> [PROMPT]
Copy the lines below verbatim, starting at the line containing "x-tick-label: Aug <box>233 480 244 498</box>" and ending at the line containing "x-tick-label: Feb <box>578 480 589 498</box>".

> [DATA RECORDS]
----------------

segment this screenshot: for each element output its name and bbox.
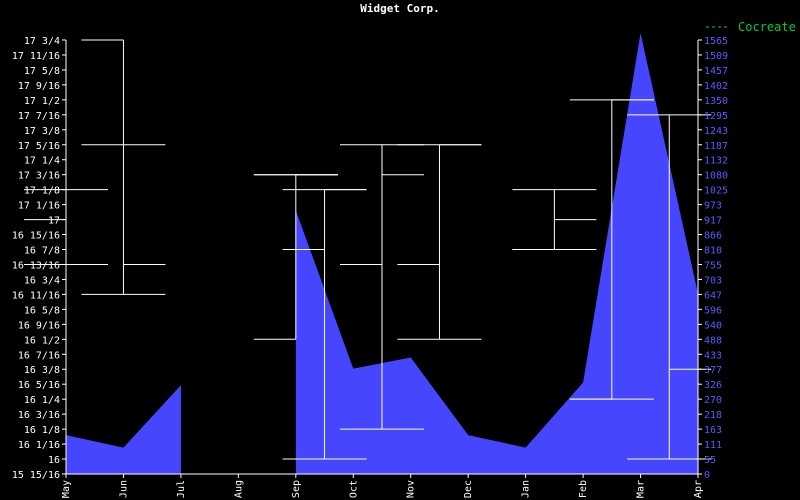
x-tick-label: Aug <box>233 480 244 498</box>
right-tick-label: 1402 <box>704 81 728 92</box>
right-tick-label: 270 <box>704 395 722 406</box>
x-tick-label: Mar <box>636 480 647 498</box>
left-tick-label: 16 7/8 <box>24 246 60 257</box>
left-tick-label: 16 1/8 <box>24 425 60 436</box>
left-tick-label: 17 9/16 <box>18 81 60 92</box>
left-tick-label: 16 1/2 <box>24 335 60 346</box>
left-tick-label: 16 15/16 <box>12 231 60 242</box>
left-tick-label: 17 1/4 <box>24 156 60 167</box>
right-tick-label: 1243 <box>704 126 728 137</box>
right-tick-label: 488 <box>704 335 722 346</box>
left-tick-label: 16 5/8 <box>24 305 60 316</box>
ohlc-bar <box>282 189 367 460</box>
ohlc-bar <box>627 114 712 460</box>
left-tick-label: 16 11/16 <box>12 290 60 301</box>
left-tick-label: 16 7/16 <box>18 350 60 361</box>
right-tick-label: 1132 <box>704 156 728 167</box>
right-tick-label: 866 <box>704 231 722 242</box>
ohlc-bar <box>397 144 482 340</box>
right-tick-label: 1457 <box>704 66 728 77</box>
ohlc-bar <box>81 39 166 295</box>
x-tick-label: Feb <box>578 480 589 498</box>
left-tick-label: 16 <box>48 455 60 466</box>
right-tick-label: 1187 <box>704 141 728 152</box>
right-tick-label: 596 <box>704 305 722 316</box>
right-tick-label: 703 <box>704 275 722 286</box>
x-tick-label: Jul <box>176 480 187 498</box>
right-tick-label: 755 <box>704 260 722 271</box>
right-tick-label: 377 <box>704 365 722 376</box>
right-tick-label: 163 <box>704 425 722 436</box>
axes: May Jun Jul Aug Sep Oct Nov Dec Jan Feb Mar Apr 15 1… <box>12 36 728 498</box>
right-tick-label: 647 <box>704 290 722 301</box>
right-tick-label: 0 <box>704 470 710 481</box>
left-tick-label: 17 1/8 <box>24 186 60 197</box>
ohlc-bar <box>569 99 654 400</box>
right-tick-label: 326 <box>704 380 722 391</box>
left-tick-label: 17 3/8 <box>24 126 60 137</box>
x-tick-label: Apr <box>693 480 704 498</box>
right-tick-label: 55 <box>704 455 716 466</box>
left-tick-label: 17 <box>48 216 60 227</box>
right-tick-label: 1509 <box>704 51 728 62</box>
chart-title: Widget Corp. <box>360 2 439 15</box>
right-tick-label: 973 <box>704 201 722 212</box>
ohlc-bar <box>340 144 424 430</box>
left-tick-label: 16 3/8 <box>24 365 60 376</box>
right-tick-label: 917 <box>704 216 722 227</box>
x-tick-label: May <box>61 480 72 498</box>
x-tick-label: Jun <box>118 480 129 498</box>
ohlc-bar <box>253 174 338 340</box>
left-tick-label: 17 1/16 <box>18 201 60 212</box>
right-tick-label: 1025 <box>704 186 728 197</box>
legend: Cocreate <box>706 20 796 34</box>
right-tick-label: 540 <box>704 320 722 331</box>
x-tick-label: Sep <box>291 480 302 498</box>
ohlc-series <box>24 39 712 460</box>
left-tick-label: 16 3/16 <box>18 410 60 421</box>
left-tick-label: 16 5/16 <box>18 380 60 391</box>
left-tick-label: 17 11/16 <box>12 51 60 62</box>
right-tick-label: 1350 <box>704 96 728 107</box>
left-tick-label: 17 7/16 <box>18 111 60 122</box>
x-tick-label: Nov <box>406 480 417 498</box>
left-tick-label: 17 5/8 <box>24 66 60 77</box>
right-tick-label: 1565 <box>704 36 728 47</box>
left-tick-label: 16 1/16 <box>18 440 60 451</box>
left-tick-label: 17 1/2 <box>24 96 60 107</box>
left-tick-label: 16 9/16 <box>18 320 60 331</box>
x-tick-label: Dec <box>463 480 474 498</box>
right-tick-label: 218 <box>704 410 722 421</box>
left-tick-label: 15 15/16 <box>12 470 60 481</box>
x-tick-label: Jan <box>521 480 532 498</box>
left-tick-label: 17 3/4 <box>24 36 60 47</box>
right-tick-label: 433 <box>704 350 722 361</box>
right-tick-label: 1295 <box>704 111 728 122</box>
left-tick-label: 16 1/4 <box>24 395 60 406</box>
left-tick-label: 17 3/16 <box>18 171 60 182</box>
right-tick-label: 810 <box>704 246 722 257</box>
x-tick-label: Oct <box>348 480 359 498</box>
left-tick-label: 17 5/16 <box>18 141 60 152</box>
legend-label: Cocreate <box>738 20 796 34</box>
left-tick-label: 16 3/4 <box>24 275 60 286</box>
ohlc-bar <box>512 189 597 251</box>
left-tick-label: 16 13/16 <box>12 260 60 271</box>
right-tick-label: 1080 <box>704 171 728 182</box>
right-tick-label: 111 <box>704 440 722 451</box>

----------------

> [OUTPUT FOR THIS EXERCISE]
x-tick-label: Aug <box>233 480 244 498</box>
right-tick-label: 1402 <box>704 81 728 92</box>
right-tick-label: 270 <box>704 395 722 406</box>
x-tick-label: Mar <box>636 480 647 498</box>
left-tick-label: 16 7/8 <box>24 246 60 257</box>
left-tick-label: 16 1/8 <box>24 425 60 436</box>
left-tick-label: 17 9/16 <box>18 81 60 92</box>
left-tick-label: 16 1/2 <box>24 335 60 346</box>
left-tick-label: 16 15/16 <box>12 231 60 242</box>
left-tick-label: 17 1/4 <box>24 156 60 167</box>
right-tick-label: 1243 <box>704 126 728 137</box>
right-tick-label: 488 <box>704 335 722 346</box>
left-tick-label: 16 5/8 <box>24 305 60 316</box>
ohlc-bar <box>282 189 367 460</box>
ohlc-bar <box>627 114 712 460</box>
left-tick-label: 16 11/16 <box>12 290 60 301</box>
left-tick-label: 16 7/16 <box>18 350 60 361</box>
right-tick-label: 1132 <box>704 156 728 167</box>
right-tick-label: 866 <box>704 231 722 242</box>
ohlc-bar <box>397 144 482 340</box>
right-tick-label: 1457 <box>704 66 728 77</box>
ohlc-bar <box>81 39 166 295</box>
x-tick-label: Feb <box>578 480 589 498</box>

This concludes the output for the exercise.